▶ Отрывок текста:
==*==

Поклонитесь от меня, когда увидите, Щепкину. Посылаю поклон также земляку, живущему с вами, и желаю ему успехов в трудах, так интересных для нас" [87]87
О.М. Бодянскому, который был тогда еще студентом университета. – Н.М.
[Закрыть].
Это письмо, написанное после первого знакомства и чуть ли не после одного свидания с земляком, показывает уже, как симпатична была натура Гоголя и как ошибочны были взводимые на него некоторыми обвинения в холодности к знакомым и друзьям. Обширный план литературной деятельности, начертанный им в третьем периоде его существования, поглотил все его нравственные силы, набросил на его лицо покров холодности и наложил печать молчания на уста его; но были минуты, когда его душевный жар к человеку вообще и товарищам ранней молодости в особенности обнаруживался во всей весенней свежести, и это подтверждается множеством его писем.
Следующее письмо к А.С. Данилевскому говорит очень много о редких свойствах Гоголевой натуры, в которой юношеская пылкость соединялась с удивительным самообладанием. Между прочим читатель найдет здесь несколько строк из его сердечного романа, о котором он проговорился в письме от 1 -го января, 1832.
"Декабрь, 20-е (1832). СПб.
Наконец я получил-таки от тебя письмо. Я уже думал, что ты дал тягу в Одессу или в иное место. Очень понимаю и чувствую состояние души твоей, хотя самому, благодаря судьбу, не удалось испытать. Я потому говорю благодаря, что это пламя меня бы превратило в прах в одно мгновенье. Я бы не нашел себе в прошедшем наслажденья; я силился бы превратить это в настоящее и был бы сам жертвою этого усилия. И потому-то, к спасенью моему, у меня есть твердая воля, два раза отводившая меня от желания заглянуть в пропасть. Ты счастливец, тебе удел вкусить первое благо в свете – любовь; а я... Но мы, кажется, своротили на байронизм.

==*==

▶ Выдержки из записей:
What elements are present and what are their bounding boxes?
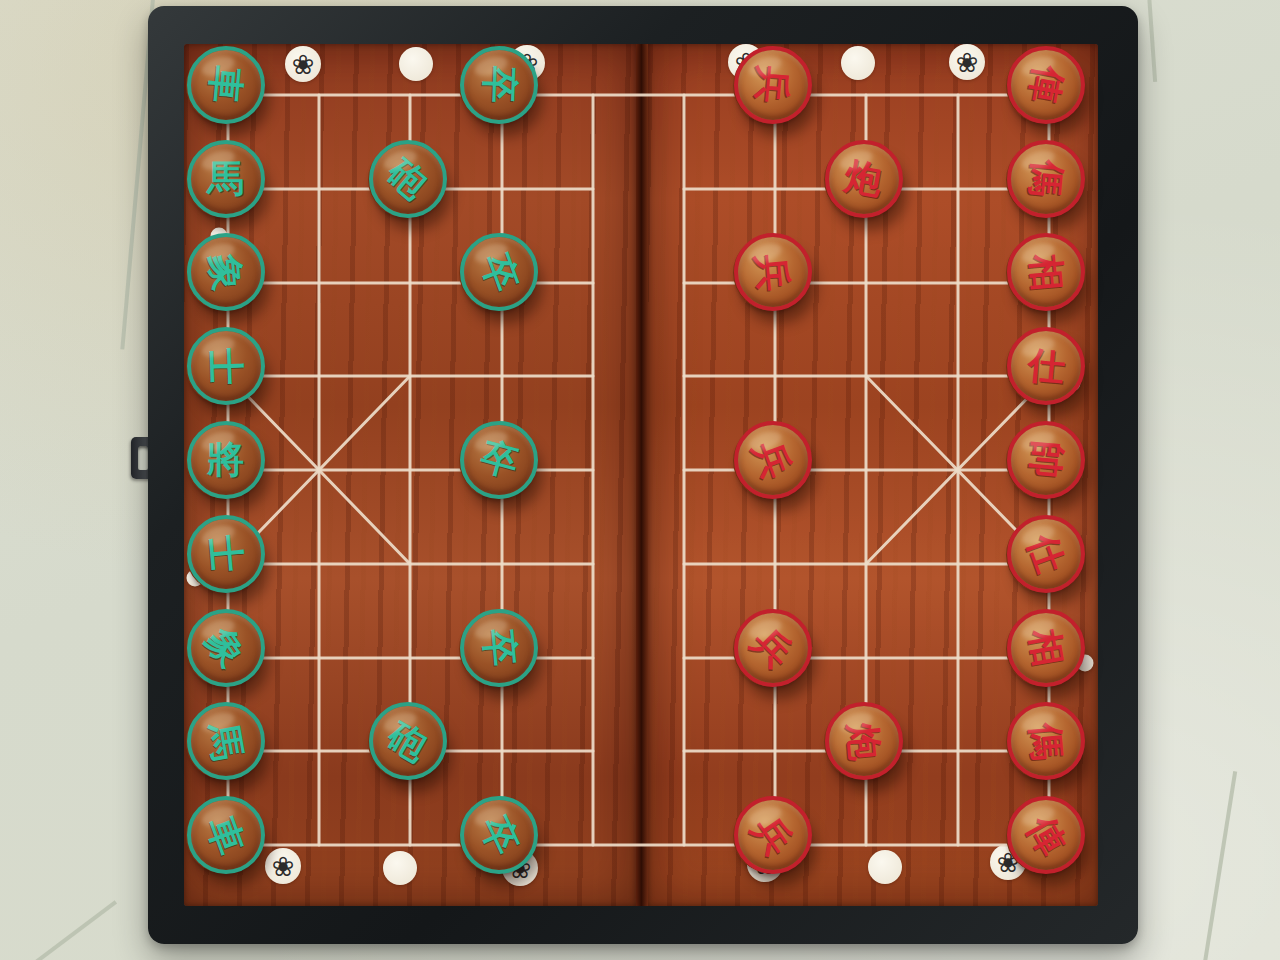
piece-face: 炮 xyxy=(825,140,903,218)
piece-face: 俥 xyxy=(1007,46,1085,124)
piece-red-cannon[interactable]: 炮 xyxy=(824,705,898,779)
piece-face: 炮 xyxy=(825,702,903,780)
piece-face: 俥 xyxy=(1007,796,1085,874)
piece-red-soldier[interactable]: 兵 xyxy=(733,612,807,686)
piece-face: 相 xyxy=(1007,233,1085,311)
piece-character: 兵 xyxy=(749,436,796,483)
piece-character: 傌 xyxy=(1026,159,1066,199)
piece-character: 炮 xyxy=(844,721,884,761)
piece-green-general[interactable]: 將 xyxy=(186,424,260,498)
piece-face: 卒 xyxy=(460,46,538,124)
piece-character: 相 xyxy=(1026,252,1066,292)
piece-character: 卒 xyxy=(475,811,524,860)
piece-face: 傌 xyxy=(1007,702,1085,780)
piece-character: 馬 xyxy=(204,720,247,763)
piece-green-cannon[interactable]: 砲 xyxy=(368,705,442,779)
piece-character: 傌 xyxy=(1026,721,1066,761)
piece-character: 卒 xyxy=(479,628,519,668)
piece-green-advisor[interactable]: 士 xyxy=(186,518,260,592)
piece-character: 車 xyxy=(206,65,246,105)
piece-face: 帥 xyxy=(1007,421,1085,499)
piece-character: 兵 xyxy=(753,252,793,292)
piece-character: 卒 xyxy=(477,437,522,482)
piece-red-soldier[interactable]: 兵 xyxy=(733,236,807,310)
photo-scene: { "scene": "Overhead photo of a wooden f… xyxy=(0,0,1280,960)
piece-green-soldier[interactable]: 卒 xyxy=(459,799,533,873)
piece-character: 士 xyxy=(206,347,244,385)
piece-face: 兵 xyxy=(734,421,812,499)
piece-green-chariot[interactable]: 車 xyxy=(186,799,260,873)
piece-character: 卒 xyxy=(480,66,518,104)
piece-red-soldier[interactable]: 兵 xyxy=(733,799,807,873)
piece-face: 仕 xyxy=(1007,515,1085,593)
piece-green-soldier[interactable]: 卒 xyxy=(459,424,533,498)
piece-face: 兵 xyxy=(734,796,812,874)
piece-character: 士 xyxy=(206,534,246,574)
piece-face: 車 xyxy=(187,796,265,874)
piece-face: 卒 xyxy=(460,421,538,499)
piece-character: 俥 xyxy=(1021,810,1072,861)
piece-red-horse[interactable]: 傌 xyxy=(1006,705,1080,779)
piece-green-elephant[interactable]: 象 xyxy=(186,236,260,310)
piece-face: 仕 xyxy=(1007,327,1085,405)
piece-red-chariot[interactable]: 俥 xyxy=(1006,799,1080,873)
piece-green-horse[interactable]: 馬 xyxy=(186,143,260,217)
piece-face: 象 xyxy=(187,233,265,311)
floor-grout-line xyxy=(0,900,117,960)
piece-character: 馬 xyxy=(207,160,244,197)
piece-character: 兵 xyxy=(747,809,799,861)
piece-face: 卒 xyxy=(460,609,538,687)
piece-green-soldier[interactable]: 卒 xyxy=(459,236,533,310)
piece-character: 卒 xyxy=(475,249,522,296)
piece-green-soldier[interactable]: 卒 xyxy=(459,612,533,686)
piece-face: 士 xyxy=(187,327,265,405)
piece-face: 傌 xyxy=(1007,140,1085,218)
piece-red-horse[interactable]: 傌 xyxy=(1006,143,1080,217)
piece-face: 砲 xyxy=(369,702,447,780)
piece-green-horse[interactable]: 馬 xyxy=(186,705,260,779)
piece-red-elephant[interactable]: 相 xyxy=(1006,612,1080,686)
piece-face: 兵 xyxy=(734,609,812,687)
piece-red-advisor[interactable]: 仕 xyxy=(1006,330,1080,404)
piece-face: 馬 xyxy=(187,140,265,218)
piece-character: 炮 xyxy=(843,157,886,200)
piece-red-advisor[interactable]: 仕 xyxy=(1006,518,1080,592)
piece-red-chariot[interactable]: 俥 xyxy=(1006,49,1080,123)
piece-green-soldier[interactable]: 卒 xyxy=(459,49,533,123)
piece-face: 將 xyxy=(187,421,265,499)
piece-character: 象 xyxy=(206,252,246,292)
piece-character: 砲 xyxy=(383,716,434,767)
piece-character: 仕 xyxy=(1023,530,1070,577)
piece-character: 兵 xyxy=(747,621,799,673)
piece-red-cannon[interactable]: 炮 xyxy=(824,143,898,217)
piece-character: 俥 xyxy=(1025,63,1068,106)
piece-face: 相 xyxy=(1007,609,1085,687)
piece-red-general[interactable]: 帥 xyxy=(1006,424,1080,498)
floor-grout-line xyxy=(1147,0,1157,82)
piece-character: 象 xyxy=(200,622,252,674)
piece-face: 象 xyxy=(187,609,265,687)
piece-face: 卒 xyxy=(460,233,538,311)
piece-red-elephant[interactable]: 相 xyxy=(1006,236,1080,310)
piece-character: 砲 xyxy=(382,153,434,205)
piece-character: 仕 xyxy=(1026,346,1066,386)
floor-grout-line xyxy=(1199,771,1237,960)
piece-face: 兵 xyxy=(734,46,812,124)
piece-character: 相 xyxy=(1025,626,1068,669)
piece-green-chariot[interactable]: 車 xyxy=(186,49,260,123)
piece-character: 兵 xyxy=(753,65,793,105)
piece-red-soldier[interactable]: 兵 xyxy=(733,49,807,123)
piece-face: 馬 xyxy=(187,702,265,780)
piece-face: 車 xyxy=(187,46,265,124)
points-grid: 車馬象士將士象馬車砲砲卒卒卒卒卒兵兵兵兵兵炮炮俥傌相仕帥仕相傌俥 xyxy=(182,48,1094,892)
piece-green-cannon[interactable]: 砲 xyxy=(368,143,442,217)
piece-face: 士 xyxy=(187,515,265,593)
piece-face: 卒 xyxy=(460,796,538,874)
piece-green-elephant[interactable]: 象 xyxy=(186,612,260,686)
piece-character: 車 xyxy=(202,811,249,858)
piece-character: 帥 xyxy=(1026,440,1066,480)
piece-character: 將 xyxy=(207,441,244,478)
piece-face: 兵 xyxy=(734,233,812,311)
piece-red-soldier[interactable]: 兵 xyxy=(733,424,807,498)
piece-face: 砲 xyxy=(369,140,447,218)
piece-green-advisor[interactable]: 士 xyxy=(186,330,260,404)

==*==

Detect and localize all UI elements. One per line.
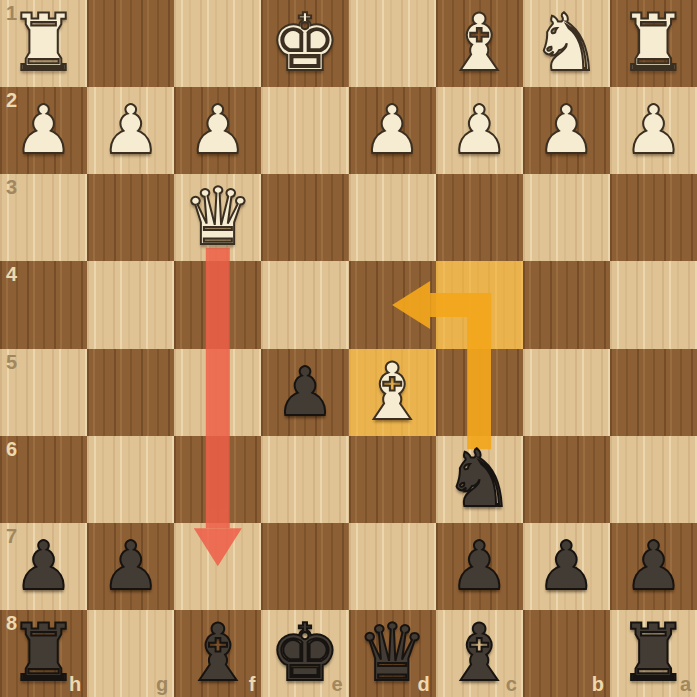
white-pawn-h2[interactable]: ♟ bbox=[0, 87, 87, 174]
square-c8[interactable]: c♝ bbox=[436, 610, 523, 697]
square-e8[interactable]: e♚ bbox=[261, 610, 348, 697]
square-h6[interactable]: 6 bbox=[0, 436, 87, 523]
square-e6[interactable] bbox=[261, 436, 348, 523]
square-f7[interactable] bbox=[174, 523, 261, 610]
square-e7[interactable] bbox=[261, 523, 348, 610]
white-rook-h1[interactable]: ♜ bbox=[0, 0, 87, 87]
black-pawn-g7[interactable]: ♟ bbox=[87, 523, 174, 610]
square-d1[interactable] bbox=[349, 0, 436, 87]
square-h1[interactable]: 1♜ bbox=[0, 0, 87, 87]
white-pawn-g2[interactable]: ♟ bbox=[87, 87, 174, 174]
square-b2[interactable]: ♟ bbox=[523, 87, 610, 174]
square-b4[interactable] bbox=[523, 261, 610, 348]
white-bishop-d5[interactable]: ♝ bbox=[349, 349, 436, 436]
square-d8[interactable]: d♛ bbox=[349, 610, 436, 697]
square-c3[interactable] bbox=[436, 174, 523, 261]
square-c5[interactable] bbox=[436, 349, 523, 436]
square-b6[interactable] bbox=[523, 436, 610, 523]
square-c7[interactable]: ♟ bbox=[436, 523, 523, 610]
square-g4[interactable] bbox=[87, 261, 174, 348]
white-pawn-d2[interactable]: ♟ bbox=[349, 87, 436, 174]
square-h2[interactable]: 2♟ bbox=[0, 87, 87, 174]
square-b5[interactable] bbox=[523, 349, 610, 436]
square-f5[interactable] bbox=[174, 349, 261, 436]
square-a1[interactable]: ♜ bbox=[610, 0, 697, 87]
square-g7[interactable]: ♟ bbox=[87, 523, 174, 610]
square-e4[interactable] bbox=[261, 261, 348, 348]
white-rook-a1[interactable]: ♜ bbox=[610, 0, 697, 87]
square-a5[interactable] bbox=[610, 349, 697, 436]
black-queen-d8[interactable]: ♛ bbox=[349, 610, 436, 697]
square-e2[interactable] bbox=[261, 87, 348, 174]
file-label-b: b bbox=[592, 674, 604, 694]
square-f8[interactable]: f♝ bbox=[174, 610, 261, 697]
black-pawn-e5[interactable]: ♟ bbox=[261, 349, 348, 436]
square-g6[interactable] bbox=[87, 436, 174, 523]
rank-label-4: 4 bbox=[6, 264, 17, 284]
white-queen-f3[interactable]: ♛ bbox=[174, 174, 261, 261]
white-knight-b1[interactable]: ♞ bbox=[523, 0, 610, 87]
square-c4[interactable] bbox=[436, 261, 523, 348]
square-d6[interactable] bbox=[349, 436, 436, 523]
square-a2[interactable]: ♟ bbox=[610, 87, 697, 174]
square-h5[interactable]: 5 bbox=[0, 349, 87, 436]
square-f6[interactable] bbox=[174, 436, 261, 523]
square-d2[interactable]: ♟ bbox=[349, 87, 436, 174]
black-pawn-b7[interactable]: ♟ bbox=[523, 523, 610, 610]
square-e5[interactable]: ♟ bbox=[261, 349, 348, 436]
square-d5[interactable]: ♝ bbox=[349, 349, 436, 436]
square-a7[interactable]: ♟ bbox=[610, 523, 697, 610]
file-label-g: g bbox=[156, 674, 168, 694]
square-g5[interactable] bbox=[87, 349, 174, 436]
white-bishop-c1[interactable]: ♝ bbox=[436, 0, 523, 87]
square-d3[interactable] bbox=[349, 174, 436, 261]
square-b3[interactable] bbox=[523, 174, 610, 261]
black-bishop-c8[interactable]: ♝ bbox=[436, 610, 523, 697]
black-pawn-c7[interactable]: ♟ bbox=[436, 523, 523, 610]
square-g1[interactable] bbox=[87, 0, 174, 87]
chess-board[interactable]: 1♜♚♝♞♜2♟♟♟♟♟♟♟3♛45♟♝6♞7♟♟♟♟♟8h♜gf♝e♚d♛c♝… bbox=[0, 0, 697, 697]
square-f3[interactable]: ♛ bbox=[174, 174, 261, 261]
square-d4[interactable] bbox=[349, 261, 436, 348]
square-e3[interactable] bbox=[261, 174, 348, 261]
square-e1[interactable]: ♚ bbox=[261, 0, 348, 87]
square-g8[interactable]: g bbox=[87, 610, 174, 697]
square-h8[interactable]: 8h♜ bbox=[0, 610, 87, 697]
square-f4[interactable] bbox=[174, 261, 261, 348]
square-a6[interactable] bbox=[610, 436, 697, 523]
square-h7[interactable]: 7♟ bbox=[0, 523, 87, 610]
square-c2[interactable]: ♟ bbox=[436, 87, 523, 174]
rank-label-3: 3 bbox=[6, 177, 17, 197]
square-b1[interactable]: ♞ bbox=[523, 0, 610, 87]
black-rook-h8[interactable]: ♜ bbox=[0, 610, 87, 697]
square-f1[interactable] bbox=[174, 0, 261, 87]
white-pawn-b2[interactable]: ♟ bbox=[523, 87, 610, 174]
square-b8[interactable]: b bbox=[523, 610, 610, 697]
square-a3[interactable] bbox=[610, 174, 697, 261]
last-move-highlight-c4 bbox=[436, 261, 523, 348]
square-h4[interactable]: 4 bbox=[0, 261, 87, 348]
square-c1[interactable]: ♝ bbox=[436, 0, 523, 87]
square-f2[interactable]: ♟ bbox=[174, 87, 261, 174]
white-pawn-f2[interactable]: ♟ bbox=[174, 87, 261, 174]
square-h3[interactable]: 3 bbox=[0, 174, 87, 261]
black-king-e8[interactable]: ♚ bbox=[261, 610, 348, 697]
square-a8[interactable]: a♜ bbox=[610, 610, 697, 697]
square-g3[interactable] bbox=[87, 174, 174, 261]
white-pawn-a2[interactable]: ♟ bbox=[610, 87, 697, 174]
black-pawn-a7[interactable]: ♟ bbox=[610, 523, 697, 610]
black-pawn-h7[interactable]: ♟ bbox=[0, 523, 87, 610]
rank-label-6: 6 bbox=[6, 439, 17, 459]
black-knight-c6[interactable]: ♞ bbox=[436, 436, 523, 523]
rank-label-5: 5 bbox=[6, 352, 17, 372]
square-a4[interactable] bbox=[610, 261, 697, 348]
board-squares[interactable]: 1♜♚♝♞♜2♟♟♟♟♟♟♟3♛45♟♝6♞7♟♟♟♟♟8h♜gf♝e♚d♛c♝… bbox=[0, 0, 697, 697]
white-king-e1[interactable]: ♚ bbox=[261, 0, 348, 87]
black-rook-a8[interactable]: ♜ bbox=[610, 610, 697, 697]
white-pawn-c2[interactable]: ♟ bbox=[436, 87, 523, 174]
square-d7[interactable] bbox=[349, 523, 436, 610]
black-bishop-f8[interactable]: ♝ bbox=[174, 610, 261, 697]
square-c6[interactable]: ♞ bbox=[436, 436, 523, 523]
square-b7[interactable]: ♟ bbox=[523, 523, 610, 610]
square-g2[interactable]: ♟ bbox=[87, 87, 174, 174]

==*==

▶ Задания:
A. Что, согласно отрывку о Гоголе, поглотило все его нравственные силы?
B. Выпишите из отрывка о Гоголе текст между словами «Поклонитесь от меня, когда» и «множеством его писем.», включая их самих.

▶ Ответы к заданиям:
A. Обширный план литературной деятельности, начертанный им в третьем периоде его существования.

B.
Поклонитесь от меня, когда увидите, Щепкину. Посылаю поклон также земляку, живущему с вами, и желаю ему успехов в трудах, так интересных для нас" [87]87
О.М. Бодянскому, который был тогда еще студентом университета. – Н.М.
[Закрыть].
Это письмо, написанное после первого знакомства и чуть ли не после одного свидания с земляком, показывает уже, как симпатична была натура Гоголя и как ошибочны были взводимые на него некоторыми обвинения в холодности к знакомым и друзьям. Обширный план литературной деятельности, начертанный им в третьем периоде его существования, поглотил все его нравственные силы, набросил на его лицо покров холодности и наложил печать молчания на уста его; но были минуты, когда его душевный жар к человеку вообще и товарищам ранней молодости в особенности обнаруживался во всей весенней свежести, и это подтверждается множеством его писем.